• _Raw data_:
-----
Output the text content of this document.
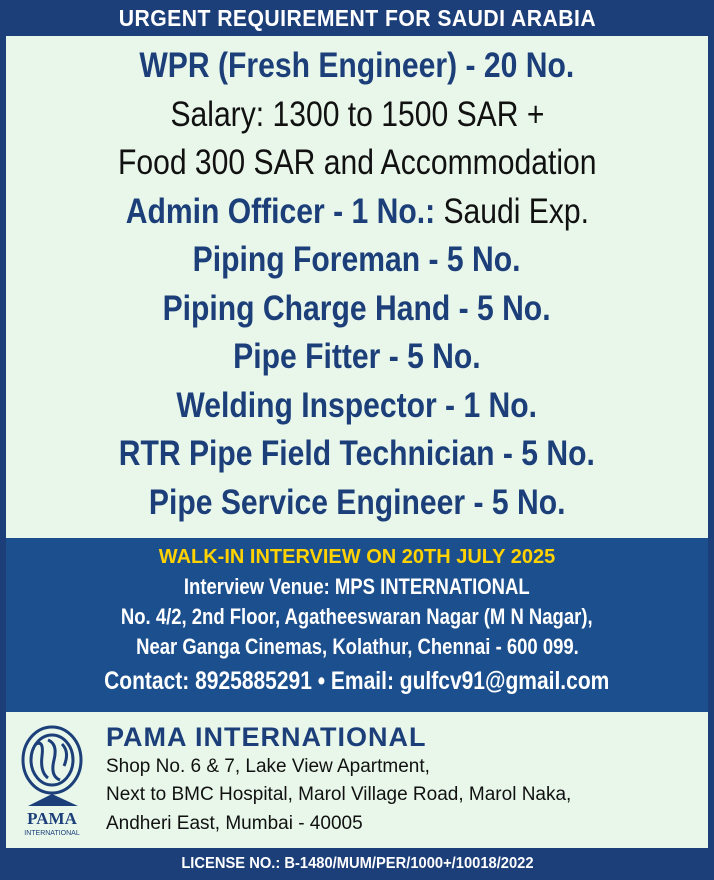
URGENT REQUIREMENT FOR SAUDI ARABIA
WPR (Fresh Engineer) - 20 No.
Salary: 1300 to 1500 SAR +
Food 300 SAR and Accommodation
Admin Officer - 1 No.: Saudi Exp.
Piping Foreman - 5 No.
Piping Charge Hand - 5 No.
Pipe Fitter - 5 No.
Welding Inspector - 1 No.
RTR Pipe Field Technician - 5 No.
Pipe Service Engineer - 5 No.
WALK-IN INTERVIEW ON 20TH JULY 2025
Interview Venue: MPS INTERNATIONAL
No. 4/2, 2nd Floor, Agatheeswaran Nagar (M N Nagar),
Near Ganga Cinemas, Kolathur, Chennai - 600 099.
Contact: 8925885291 • Email: gulfcv91@gmail.com
PAMA
INTERNATIONAL
PAMA INTERNATIONAL
Shop No. 6 & 7, Lake View Apartment,
Next to BMC Hospital, Marol Village Road, Marol Naka,
Andheri East, Mumbai - 40005
LICENSE NO.: B-1480/MUM/PER/1000+/10018/2022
-----
• _Directions for this task_:
Report how many lines of the data hold the string "Pipe"; give only the number.

• _Solution to the exercise_:
3